++++ RECORDS FOR PROCESSING

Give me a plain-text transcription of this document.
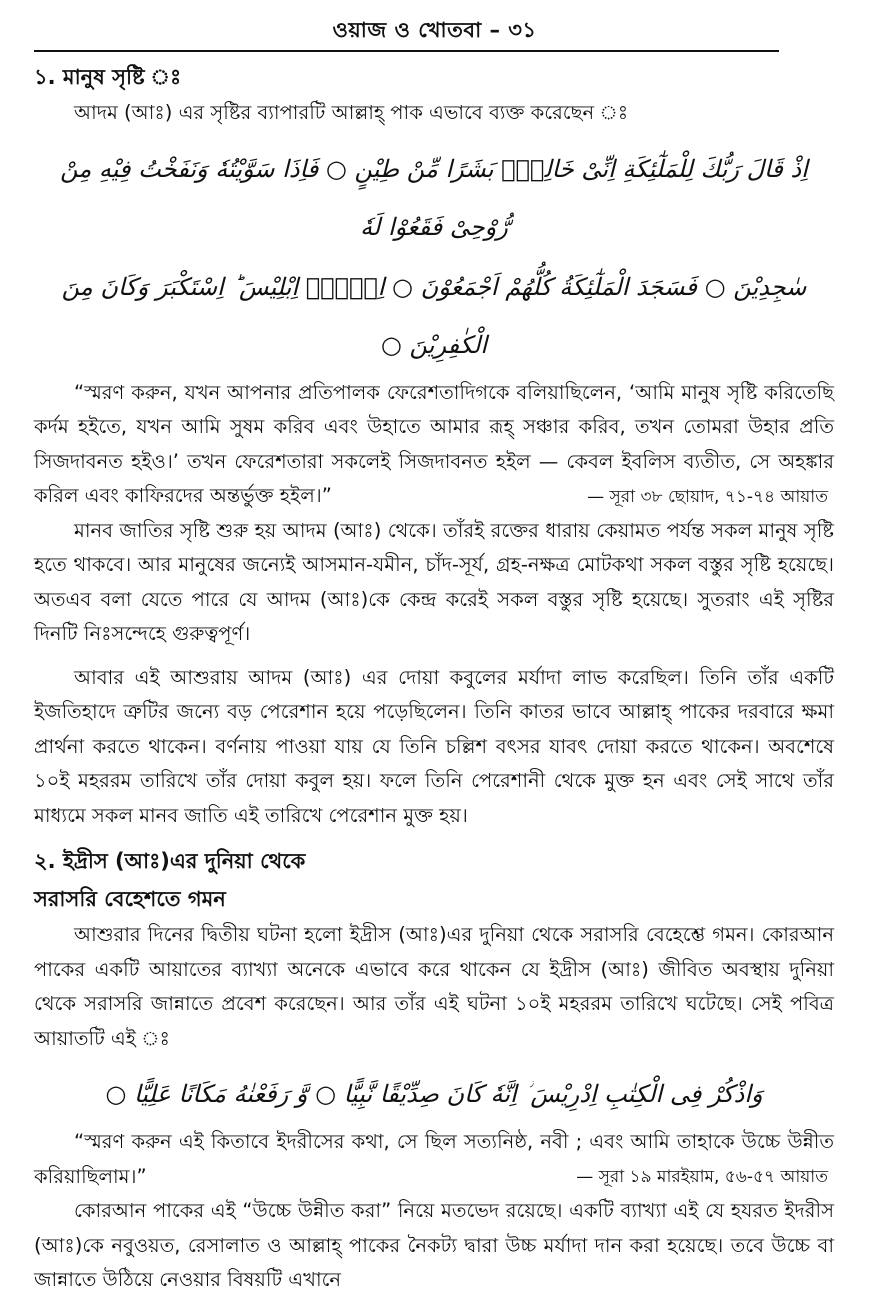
ওয়াজ ও খোতবা – ৩১

১. মানুষ সৃষ্টি ঃ

আদম (আঃ) এর সৃষ্টির ব্যাপারটি আল্লাহ্ পাক এভাবে ব্যক্ত করেছেন ঃ

اِذْ قَالَ رَبُّكَ لِلْمَلٰٓئِكَةِ اِنِّیْ خَالِقٌۢ بَشَرًا مِّنْ طِیْنٍ ○ فَاِذَا سَوَّیْتُهٗ وَنَفَخْتُ فِیْهِ مِنْ رُّوْحِیْ فَقَعُوْا لَهٗ
سٰجِدِیْنَ ○ فَسَجَدَ الْمَلٰٓئِكَةُ كُلُّهُمْ اَجْمَعُوْنَ ○ اِلَّاۤ اِبْلِیْسَ ؕ اِسْتَكْبَرَ وَكَانَ مِنَ الْكٰفِرِیْنَ ○

“স্মরণ করুন, যখন আপনার প্রতিপালক ফেরেশতাদিগকে বলিয়াছিলেন, ‘আমি মানুষ সৃষ্টি করিতেছি কর্দম হইতে, যখন আমি সুষম করিব এবং উহাতে আমার রূহ্ সঞ্চার করিব, তখন তোমরা উহার প্রতি সিজদাবনত হইও।’ তখন ফেরেশতারা সকলেই সিজদাবনত হইল — কেবল ইবলিস ব্যতীত, সে অহঙ্কার করিল এবং কাফিরদের অন্তর্ভুক্ত হইল।”	— সূরা ৩৮ ছোয়াদ, ৭১-৭৪ আয়াত

মানব জাতির সৃষ্টি শুরু হয় আদম (আঃ) থেকে। তাঁরই রক্তের ধারায় কেয়ামত পর্যন্ত সকল মানুষ সৃষ্টি হতে থাকবে। আর মানুষের জন্যেই আসমান-যমীন, চাঁদ-সূর্য, গ্রহ-নক্ষত্র মোটকথা সকল বস্তুর সৃষ্টি হয়েছে। অতএব বলা যেতে পারে যে আদম (আঃ)কে কেন্দ্র করেই সকল বস্তুর সৃষ্টি হয়েছে। সুতরাং এই সৃষ্টির দিনটি নিঃসন্দেহে গুরুত্বপূর্ণ।

আবার এই আশুরায় আদম (আঃ) এর দোয়া কবুলের মর্যাদা লাভ করেছিল। তিনি তাঁর একটি ইজতিহাদে ত্রুটির জন্যে বড় পেরেশান হয়ে পড়েছিলেন। তিনি কাতর ভাবে আল্লাহ্ পাকের দরবারে ক্ষমা প্রার্থনা করতে থাকেন। বর্ণনায় পাওয়া যায় যে তিনি চল্লিশ বৎসর যাবৎ দোয়া করতে থাকেন। অবশেষে ১০ই মহররম তারিখে তাঁর দোয়া কবুল হয়। ফলে তিনি পেরেশানী থেকে মুক্ত হন এবং সেই সাথে তাঁর মাধ্যমে সকল মানব জাতি এই তারিখে পেরেশান মুক্ত হয়।

২. ইদ্রীস (আঃ)এর দুনিয়া থেকে

সরাসরি বেহেশতে গমন

আশুরার দিনের দ্বিতীয় ঘটনা হলো ইদ্রীস (আঃ)এর দুনিয়া থেকে সরাসরি বেহেশ্তে গমন। কোরআন পাকের একটি আয়াতের ব্যাখ্যা অনেকে এভাবে করে থাকেন যে ইদ্রীস (আঃ) জীবিত অবস্থায় দুনিয়া থেকে সরাসরি জান্নাতে প্রবেশ করেছেন। আর তাঁর এই ঘটনা ১০ই মহররম তারিখে ঘটেছে। সেই পবিত্র আয়াতটি এই ঃ

وَاذْكُرْ فِی الْكِتٰبِ اِدْرِیْسَ ؗ اِنَّهٗ كَانَ صِدِّیْقًا نَّبِیًّا ○ وَّ رَفَعْنٰهُ مَكَانًا عَلِیًّا ○

“স্মরণ করুন এই কিতাবে ইদরীসের কথা, সে ছিল সত্যনিষ্ঠ, নবী ; এবং আমি তাহাকে উচ্চে উন্নীত করিয়াছিলাম।”	— সূরা ১৯ মারইয়াম, ৫৬-৫৭ আয়াত

কোরআন পাকের এই “উচ্চে উন্নীত করা” নিয়ে মতভেদ রয়েছে। একটি ব্যাখ্যা এই যে হযরত ইদরীস (আঃ)কে নবুওয়ত, রেসালাত ও আল্লাহ্ পাকের নৈকট্য দ্বারা উচ্চ মর্যাদা দান করা হয়েছে। তবে উচ্চে বা জান্নাতে উঠিয়ে নেওয়ার বিষয়টি এখানে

++++++++

## JOB
Work out the count of lines containing the word "মহররম", then write only that count.

## OUTPUT BELOW
2